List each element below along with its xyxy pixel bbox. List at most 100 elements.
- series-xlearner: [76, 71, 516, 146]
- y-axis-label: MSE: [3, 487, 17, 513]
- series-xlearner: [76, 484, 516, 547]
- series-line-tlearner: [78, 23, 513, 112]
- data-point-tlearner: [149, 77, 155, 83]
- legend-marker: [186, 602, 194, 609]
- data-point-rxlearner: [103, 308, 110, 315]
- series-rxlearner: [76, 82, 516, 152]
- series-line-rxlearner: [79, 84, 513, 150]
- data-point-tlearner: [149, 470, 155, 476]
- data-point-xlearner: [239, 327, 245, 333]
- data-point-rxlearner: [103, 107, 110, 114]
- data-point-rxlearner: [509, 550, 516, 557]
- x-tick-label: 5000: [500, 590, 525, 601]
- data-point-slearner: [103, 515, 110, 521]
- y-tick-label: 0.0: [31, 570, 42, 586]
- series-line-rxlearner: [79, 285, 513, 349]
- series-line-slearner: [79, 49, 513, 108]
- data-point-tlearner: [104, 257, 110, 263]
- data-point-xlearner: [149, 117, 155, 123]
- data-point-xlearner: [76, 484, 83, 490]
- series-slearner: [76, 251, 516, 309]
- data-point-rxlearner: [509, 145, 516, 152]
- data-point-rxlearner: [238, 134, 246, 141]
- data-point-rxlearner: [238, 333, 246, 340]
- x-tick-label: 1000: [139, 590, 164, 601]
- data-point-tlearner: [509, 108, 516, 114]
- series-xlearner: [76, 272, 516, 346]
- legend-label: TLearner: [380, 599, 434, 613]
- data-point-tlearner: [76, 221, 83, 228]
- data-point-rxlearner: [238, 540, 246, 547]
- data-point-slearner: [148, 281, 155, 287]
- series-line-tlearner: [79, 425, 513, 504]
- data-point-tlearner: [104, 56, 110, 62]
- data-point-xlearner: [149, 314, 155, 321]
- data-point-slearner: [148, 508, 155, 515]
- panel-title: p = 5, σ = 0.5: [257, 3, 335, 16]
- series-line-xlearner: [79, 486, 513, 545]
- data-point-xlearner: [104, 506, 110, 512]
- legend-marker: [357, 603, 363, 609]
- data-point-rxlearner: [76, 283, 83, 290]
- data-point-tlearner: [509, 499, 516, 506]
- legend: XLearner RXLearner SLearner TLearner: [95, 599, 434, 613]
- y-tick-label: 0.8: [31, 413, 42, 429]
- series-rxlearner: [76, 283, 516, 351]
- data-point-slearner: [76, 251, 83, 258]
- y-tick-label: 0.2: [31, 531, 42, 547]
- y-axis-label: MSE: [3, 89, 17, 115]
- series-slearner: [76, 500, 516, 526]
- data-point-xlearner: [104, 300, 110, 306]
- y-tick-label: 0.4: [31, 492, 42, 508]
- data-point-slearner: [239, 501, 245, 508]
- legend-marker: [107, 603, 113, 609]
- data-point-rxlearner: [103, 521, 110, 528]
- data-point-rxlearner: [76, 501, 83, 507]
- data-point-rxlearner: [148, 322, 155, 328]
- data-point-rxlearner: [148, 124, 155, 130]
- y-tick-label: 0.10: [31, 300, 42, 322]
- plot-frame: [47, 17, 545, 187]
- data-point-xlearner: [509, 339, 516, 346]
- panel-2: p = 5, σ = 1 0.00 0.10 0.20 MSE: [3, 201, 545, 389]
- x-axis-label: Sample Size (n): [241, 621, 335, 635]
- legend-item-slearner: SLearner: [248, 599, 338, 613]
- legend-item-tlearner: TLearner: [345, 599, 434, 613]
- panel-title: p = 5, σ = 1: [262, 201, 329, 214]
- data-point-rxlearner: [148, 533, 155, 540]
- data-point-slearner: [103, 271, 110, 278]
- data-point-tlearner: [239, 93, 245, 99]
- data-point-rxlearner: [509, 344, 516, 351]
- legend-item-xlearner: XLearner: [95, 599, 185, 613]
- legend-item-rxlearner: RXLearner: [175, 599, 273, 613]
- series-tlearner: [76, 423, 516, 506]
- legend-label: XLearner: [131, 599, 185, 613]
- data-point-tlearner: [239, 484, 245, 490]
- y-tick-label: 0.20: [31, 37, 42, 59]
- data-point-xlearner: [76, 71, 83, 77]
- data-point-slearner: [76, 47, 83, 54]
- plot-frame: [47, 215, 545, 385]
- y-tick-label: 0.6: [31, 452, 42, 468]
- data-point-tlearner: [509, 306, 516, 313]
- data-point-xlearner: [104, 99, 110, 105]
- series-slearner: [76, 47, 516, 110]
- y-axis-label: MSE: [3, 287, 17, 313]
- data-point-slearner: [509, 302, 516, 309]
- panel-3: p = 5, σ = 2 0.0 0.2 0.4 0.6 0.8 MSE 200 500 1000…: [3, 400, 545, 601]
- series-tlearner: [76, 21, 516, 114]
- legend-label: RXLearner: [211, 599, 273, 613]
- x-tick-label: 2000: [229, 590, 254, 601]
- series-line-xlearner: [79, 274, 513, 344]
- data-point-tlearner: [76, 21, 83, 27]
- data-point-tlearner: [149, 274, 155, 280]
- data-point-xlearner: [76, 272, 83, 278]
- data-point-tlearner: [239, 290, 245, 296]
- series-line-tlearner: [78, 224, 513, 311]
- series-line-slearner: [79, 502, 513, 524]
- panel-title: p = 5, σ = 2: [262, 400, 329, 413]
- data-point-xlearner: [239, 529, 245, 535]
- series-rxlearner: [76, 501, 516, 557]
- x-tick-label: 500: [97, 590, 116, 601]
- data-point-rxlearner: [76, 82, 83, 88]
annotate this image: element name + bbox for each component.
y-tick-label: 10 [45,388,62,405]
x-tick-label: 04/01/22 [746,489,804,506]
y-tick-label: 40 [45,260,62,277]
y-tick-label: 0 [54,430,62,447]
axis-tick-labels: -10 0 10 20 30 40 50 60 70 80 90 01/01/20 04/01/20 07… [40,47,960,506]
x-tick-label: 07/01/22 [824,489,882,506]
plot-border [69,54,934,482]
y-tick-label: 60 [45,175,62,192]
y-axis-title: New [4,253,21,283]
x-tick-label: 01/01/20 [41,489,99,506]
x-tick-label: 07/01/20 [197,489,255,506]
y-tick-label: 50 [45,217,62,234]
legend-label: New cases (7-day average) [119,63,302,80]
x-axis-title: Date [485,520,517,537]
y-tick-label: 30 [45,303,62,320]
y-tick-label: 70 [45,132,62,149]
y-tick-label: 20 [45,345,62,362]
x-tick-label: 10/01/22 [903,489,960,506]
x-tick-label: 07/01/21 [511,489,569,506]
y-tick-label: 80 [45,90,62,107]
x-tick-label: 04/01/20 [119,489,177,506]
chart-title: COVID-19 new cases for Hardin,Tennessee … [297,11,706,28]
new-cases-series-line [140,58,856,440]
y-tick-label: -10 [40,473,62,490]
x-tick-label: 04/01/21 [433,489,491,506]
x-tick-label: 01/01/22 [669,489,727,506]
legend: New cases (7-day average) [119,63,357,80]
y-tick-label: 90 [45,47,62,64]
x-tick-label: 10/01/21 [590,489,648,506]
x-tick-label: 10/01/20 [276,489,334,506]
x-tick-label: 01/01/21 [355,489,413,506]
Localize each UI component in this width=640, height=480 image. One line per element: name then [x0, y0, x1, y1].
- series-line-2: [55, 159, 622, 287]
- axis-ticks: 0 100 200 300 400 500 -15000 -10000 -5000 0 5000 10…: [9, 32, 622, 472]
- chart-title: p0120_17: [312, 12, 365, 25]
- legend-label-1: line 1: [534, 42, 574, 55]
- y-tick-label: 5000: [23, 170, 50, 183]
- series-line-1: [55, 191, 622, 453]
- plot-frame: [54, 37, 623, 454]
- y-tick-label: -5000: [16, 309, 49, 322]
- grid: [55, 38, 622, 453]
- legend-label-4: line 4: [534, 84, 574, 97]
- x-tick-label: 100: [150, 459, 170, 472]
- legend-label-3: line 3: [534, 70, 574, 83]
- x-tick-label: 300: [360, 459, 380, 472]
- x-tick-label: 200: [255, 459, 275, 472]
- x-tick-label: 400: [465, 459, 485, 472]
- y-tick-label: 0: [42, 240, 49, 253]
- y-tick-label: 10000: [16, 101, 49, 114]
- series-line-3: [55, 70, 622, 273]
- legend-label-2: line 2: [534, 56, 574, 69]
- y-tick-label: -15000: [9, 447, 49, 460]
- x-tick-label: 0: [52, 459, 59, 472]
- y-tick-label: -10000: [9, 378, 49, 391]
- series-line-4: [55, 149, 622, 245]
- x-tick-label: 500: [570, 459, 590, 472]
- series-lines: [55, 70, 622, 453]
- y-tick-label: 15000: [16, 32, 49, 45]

PROBLEM DESCRIPTION: Reproduce the material verbatim, from its first line through the line containing "- data-point-xlearner: [149, 117, 155, 123]", that line included.

FINAL RESULT:
List each element below along with its xyxy pixel bbox. List at most 100 elements.
- series-xlearner: [76, 71, 516, 146]
- y-axis-label: MSE: [3, 487, 17, 513]
- series-xlearner: [76, 484, 516, 547]
- series-line-tlearner: [78, 23, 513, 112]
- data-point-tlearner: [149, 77, 155, 83]
- legend-marker: [186, 602, 194, 609]
- data-point-rxlearner: [103, 308, 110, 315]
- series-rxlearner: [76, 82, 516, 152]
- series-line-rxlearner: [79, 84, 513, 150]
- data-point-tlearner: [149, 470, 155, 476]
- data-point-xlearner: [239, 327, 245, 333]
- data-point-rxlearner: [103, 107, 110, 114]
- data-point-rxlearner: [509, 550, 516, 557]
- x-tick-label: 5000: [500, 590, 525, 601]
- data-point-slearner: [103, 515, 110, 521]
- y-tick-label: 0.0: [31, 570, 42, 586]
- series-line-rxlearner: [79, 285, 513, 349]
- series-line-slearner: [79, 49, 513, 108]
- data-point-tlearner: [104, 257, 110, 263]
- data-point-xlearner: [149, 117, 155, 123]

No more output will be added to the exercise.